(Collected data)

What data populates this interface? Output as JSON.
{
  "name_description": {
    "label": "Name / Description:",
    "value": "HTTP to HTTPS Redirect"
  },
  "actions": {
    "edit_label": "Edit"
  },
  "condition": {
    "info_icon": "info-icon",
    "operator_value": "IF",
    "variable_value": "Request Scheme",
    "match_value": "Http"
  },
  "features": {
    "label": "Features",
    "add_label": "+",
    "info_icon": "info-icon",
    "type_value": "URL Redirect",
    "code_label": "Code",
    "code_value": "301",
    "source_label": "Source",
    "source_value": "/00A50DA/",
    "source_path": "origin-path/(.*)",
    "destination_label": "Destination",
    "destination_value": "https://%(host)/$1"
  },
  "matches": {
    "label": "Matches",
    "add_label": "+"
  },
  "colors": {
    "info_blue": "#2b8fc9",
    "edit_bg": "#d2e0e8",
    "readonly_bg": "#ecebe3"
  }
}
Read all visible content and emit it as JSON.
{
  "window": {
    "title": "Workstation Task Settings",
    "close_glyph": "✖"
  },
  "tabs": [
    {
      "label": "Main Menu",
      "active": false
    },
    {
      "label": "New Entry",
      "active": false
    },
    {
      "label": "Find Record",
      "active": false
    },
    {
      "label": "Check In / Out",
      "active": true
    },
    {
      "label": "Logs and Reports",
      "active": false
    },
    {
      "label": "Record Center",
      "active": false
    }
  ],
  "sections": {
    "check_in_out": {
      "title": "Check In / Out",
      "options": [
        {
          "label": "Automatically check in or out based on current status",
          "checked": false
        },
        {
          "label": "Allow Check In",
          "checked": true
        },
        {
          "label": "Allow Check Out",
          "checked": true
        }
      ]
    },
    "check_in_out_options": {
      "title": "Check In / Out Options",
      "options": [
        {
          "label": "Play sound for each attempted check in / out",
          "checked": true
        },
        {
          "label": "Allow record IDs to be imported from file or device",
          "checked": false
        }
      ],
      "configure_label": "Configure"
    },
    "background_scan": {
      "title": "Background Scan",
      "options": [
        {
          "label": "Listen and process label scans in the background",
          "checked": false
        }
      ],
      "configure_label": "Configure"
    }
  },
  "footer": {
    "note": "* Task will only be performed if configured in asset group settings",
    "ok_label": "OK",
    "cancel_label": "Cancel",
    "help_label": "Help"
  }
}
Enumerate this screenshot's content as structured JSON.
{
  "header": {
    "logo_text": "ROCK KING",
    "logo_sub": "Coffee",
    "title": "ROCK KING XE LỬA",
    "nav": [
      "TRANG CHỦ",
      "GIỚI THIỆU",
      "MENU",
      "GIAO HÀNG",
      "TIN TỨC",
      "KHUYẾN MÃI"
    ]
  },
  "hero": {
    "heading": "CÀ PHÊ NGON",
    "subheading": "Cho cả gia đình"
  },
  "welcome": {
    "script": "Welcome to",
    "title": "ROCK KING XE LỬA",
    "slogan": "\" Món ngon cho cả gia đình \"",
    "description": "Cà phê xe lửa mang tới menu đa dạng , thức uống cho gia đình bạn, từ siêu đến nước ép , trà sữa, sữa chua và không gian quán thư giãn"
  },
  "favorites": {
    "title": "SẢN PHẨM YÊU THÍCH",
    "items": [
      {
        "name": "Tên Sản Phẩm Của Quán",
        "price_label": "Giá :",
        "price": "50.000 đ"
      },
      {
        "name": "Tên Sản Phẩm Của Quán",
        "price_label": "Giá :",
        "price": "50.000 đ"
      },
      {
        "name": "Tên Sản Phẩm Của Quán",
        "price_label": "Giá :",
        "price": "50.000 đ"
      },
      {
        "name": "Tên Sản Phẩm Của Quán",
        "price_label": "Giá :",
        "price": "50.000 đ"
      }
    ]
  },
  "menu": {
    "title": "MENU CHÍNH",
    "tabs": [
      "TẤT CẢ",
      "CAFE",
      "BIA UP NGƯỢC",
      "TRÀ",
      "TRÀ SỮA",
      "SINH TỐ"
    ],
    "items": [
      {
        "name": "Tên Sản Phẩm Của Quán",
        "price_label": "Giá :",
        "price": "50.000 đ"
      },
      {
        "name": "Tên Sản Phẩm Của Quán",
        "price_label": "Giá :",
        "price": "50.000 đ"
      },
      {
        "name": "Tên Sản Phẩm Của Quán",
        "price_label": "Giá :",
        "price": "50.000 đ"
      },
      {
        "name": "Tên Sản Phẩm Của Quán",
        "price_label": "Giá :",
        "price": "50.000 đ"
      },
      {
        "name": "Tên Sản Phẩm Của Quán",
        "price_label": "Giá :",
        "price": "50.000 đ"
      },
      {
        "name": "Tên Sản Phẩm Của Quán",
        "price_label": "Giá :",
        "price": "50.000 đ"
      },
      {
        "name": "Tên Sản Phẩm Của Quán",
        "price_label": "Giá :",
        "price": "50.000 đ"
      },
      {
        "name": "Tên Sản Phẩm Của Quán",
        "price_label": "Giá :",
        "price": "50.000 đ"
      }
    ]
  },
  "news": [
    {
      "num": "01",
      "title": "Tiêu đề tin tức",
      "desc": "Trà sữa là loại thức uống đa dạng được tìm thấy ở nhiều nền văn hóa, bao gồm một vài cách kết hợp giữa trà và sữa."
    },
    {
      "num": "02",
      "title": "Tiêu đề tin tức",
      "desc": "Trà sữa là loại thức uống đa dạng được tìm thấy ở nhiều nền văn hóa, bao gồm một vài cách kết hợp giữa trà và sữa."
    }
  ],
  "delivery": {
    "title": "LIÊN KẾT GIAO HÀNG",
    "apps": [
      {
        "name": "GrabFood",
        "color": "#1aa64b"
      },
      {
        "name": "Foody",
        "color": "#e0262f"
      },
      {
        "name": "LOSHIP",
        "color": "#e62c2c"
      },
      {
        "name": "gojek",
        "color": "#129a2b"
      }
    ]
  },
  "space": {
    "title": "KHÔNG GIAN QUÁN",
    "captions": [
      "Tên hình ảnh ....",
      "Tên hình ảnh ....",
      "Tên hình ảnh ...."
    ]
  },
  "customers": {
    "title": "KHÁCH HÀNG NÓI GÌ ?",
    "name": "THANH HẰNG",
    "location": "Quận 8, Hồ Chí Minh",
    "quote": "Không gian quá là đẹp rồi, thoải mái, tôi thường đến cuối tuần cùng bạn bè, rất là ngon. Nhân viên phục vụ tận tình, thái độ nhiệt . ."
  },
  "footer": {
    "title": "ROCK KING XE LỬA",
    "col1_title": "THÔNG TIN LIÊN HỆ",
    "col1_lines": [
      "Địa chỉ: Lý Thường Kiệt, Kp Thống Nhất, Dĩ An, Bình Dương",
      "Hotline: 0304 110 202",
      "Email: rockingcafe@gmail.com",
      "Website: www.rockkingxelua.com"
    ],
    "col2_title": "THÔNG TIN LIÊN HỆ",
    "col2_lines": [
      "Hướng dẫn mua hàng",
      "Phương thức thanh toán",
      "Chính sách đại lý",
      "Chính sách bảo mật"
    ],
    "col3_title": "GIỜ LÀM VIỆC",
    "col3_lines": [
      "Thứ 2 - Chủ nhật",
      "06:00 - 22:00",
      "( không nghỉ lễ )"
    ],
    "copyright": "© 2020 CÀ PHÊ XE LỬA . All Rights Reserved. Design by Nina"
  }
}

TASK PROMPT: Retype all of the material, keeping each line exact.

ANSWER IN FULL:
What data populates this interface? Output as JSON.
{
  "name_description": {
    "label": "Name / Description:",
    "value": "HTTP to HTTPS Redirect"
  },
  "actions": {
    "edit_label": "Edit"
  },
  "condition": {
    "info_icon": "info-icon",
    "operator_value": "IF",
    "variable_value": "Request Scheme",
    "match_value": "Http"
  },
  "features": {
    "label": "Features",
    "add_label": "+",
    "info_icon": "info-icon",
    "type_value": "URL Redirect",
    "code_label": "Code",
    "code_value": "301",
    "source_label": "Source",
    "source_value": "/00A50DA/",
    "source_path": "origin-path/(.*)",
    "destination_label": "Destination",
    "destination_value": "https://%(host)/$1"
  },
  "matches": {
    "label": "Matches",
    "add_label": "+"
  },
  "colors": {
    "info_blue": "#2b8fc9",
    "edit_bg": "#d2e0e8",
    "readonly_bg": "#ecebe3"
  }
}
Read all visible content and emit it as JSON.
{
  "window": {
    "title": "Workstation Task Settings",
    "close_glyph": "✖"
  },
  "tabs": [
    {
      "label": "Main Menu",
      "active": false
    },
    {
      "label": "New Entry",
      "active": false
    },
    {
      "label": "Find Record",
      "active": false
    },
    {
      "label": "Check In / Out",
      "active": true
    },
    {
      "label": "Logs and Reports",
      "active": false
    },
    {
      "label": "Record Center",
      "active": false
    }
  ],
  "sections": {
    "check_in_out": {
      "title": "Check In / Out",
      "options": [
        {
          "label": "Automatically check in or out based on current status",
          "checked": false
        },
        {
          "label": "Allow Check In",
          "checked": true
        },
        {
          "label": "Allow Check Out",
          "checked": true
        }
      ]
    },
    "check_in_out_options": {
      "title": "Check In / Out Options",
      "options": [
        {
          "label": "Play sound for each attempted check in / out",
          "checked": true
        },
        {
          "label": "Allow record IDs to be imported from file or device",
          "checked": false
        }
      ],
      "configure_label": "Configure"
    },
    "background_scan": {
      "title": "Background Scan",
      "options": [
        {
          "label": "Listen and process label scans in the background",
          "checked": false
        }
      ],
      "configure_label": "Configure"
    }
  },
  "footer": {
    "note": "* Task will only be performed if configured in asset group settings",
    "ok_label": "OK",
    "cancel_label": "Cancel",
    "help_label": "Help"
  }
}
Enumerate this screenshot's content as structured JSON.
{
  "header": {
    "logo_text": "ROCK KING",
    "logo_sub": "Coffee",
    "title": "ROCK KING XE LỬA",
    "nav": [
      "TRANG CHỦ",
      "GIỚI THIỆU",
      "MENU",
      "GIAO HÀNG",
      "TIN TỨC",
      "KHUYẾN MÃI"
    ]
  },
  "hero": {
    "heading": "CÀ PHÊ NGON",
    "subheading": "Cho cả gia đình"
  },
  "welcome": {
    "script": "Welcome to",
    "title": "ROCK KING XE LỬA",
    "slogan": "\" Món ngon cho cả gia đình \"",
    "description": "Cà phê xe lửa mang tới menu đa dạng , thức uống cho gia đình bạn, từ siêu đến nước ép , trà sữa, sữa chua và không gian quán thư giãn"
  },
  "favorites": {
    "title": "SẢN PHẨM YÊU THÍCH",
    "items": [
      {
        "name": "Tên Sản Phẩm Của Quán",
        "price_label": "Giá :",
        "price": "50.000 đ"
      },
      {
        "name": "Tên Sản Phẩm Của Quán",
        "price_label": "Giá :",
        "price": "50.000 đ"
      },
      {
        "name": "Tên Sản Phẩm Của Quán",
        "price_label": "Giá :",
        "price": "50.000 đ"
      },
      {
        "name": "Tên Sản Phẩm Của Quán",
        "price_label": "Giá :",
        "price": "50.000 đ"
      }
    ]
  },
  "menu": {
    "title": "MENU CHÍNH",
    "tabs": [
      "TẤT CẢ",
      "CAFE",
      "BIA UP NGƯỢC",
      "TRÀ",
      "TRÀ SỮA",
      "SINH TỐ"
    ],
    "items": [
      {
        "name": "Tên Sản Phẩm Của Quán",
        "price_label": "Giá :",
        "price": "50.000 đ"
      },
      {
        "name": "Tên Sản Phẩm Của Quán",
        "price_label": "Giá :",
        "price": "50.000 đ"
      },
      {
        "name": "Tên Sản Phẩm Của Quán",
        "price_label": "Giá :",
        "price": "50.000 đ"
      },
      {
        "name": "Tên Sản Phẩm Của Quán",
        "price_label": "Giá :",
        "price": "50.000 đ"
      },
      {
        "name": "Tên Sản Phẩm Của Quán",
        "price_label": "Giá :",
        "price": "50.000 đ"
      },
      {
        "name": "Tên Sản Phẩm Của Quán",
        "price_label": "Giá :",
        "price": "50.000 đ"
      },
      {
        "name": "Tên Sản Phẩm Của Quán",
        "price_label": "Giá :",
        "price": "50.000 đ"
      },
      {
        "name": "Tên Sản Phẩm Của Quán",
        "price_label": "Giá :",
        "price": "50.000 đ"
      }
    ]
  },
  "news": [
    {
      "num": "01",
      "title": "Tiêu đề tin tức",
      "desc": "Trà sữa là loại thức uống đa dạng được tìm thấy ở nhiều nền văn hóa, bao gồm một vài cách kết hợp giữa trà và sữa."
    },
    {
      "num": "02",
      "title": "Tiêu đề tin tức",
      "desc": "Trà sữa là loại thức uống đa dạng được tìm thấy ở nhiều nền văn hóa, bao gồm một vài cách kết hợp giữa trà và sữa."
    }
  ],
  "delivery": {
    "title": "LIÊN KẾT GIAO HÀNG",
    "apps": [
      {
        "name": "GrabFood",
        "color": "#1aa64b"
      },
      {
        "name": "Foody",
        "color": "#e0262f"
      },
      {
        "name": "LOSHIP",
        "color": "#e62c2c"
      },
      {
        "name": "gojek",
        "color": "#129a2b"
      }
    ]
  },
  "space": {
    "title": "KHÔNG GIAN QUÁN",
    "captions": [
      "Tên hình ảnh ....",
      "Tên hình ảnh ....",
      "Tên hình ảnh ...."
    ]
  },
  "customers": {
    "title": "KHÁCH HÀNG NÓI GÌ ?",
    "name": "THANH HẰNG",
    "location": "Quận 8, Hồ Chí Minh",
    "quote": "Không gian quá là đẹp rồi, thoải mái, tôi thường đến cuối tuần cùng bạn bè, rất là ngon. Nhân viên phục vụ tận tình, thái độ nhiệt . ."
  },
  "footer": {
    "title": "ROCK KING XE LỬA",
    "col1_title": "THÔNG TIN LIÊN HỆ",
    "col1_lines": [
      "Địa chỉ: Lý Thường Kiệt, Kp Thống Nhất, Dĩ An, Bình Dương",
      "Hotline: 0304 110 202",
      "Email: rockingcafe@gmail.com",
      "Website: www.rockkingxelua.com"
    ],
    "col2_title": "THÔNG TIN LIÊN HỆ",
    "col2_lines": [
      "Hướng dẫn mua hàng",
      "Phương thức thanh toán",
      "Chính sách đại lý",
      "Chính sách bảo mật"
    ],
    "col3_title": "GIỜ LÀM VIỆC",
    "col3_lines": [
      "Thứ 2 - Chủ nhật",
      "06:00 - 22:00",
      "( không nghỉ lễ )"
    ],
    "copyright": "© 2020 CÀ PHÊ XE LỬA . All Rights Reserved. Design by Nina"
  }
}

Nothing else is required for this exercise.